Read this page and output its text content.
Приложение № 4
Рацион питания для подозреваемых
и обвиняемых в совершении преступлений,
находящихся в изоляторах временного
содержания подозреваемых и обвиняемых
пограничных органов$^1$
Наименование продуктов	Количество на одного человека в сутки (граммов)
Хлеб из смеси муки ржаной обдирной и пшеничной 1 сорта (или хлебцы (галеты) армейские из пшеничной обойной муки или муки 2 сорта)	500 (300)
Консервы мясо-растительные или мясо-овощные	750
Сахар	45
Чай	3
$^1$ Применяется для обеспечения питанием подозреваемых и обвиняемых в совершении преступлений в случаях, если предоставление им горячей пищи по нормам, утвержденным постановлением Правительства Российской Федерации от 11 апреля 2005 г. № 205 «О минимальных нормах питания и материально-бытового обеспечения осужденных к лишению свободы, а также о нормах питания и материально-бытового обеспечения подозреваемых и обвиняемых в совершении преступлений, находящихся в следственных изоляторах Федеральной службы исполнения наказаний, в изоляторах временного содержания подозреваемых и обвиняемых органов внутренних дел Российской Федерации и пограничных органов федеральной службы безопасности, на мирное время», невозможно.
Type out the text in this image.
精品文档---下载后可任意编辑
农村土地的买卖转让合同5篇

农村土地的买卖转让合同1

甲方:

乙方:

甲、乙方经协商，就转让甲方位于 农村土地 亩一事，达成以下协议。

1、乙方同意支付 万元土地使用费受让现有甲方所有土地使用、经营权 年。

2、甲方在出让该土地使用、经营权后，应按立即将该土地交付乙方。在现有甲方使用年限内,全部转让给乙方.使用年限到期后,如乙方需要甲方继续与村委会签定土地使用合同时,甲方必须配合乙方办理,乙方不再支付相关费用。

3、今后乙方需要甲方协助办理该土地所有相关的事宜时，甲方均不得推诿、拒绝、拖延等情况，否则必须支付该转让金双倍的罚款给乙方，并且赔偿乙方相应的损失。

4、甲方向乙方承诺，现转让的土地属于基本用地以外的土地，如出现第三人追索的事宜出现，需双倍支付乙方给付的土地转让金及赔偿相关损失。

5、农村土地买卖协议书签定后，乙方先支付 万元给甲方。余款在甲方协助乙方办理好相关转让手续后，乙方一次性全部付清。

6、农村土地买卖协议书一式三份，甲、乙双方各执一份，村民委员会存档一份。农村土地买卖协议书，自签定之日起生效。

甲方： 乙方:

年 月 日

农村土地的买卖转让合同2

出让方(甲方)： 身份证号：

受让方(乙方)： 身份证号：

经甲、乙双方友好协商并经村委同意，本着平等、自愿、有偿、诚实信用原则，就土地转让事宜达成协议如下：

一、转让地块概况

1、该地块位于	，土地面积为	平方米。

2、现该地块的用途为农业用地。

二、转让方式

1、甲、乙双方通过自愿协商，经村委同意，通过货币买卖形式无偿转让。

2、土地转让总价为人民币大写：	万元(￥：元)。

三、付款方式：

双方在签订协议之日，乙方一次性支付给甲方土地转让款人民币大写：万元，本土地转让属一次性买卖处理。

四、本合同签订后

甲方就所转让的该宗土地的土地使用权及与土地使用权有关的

__Directions for this task__: Tally the lines of the records holding the word "временного", then give only the resulting number.

__Result of the exercise__: 2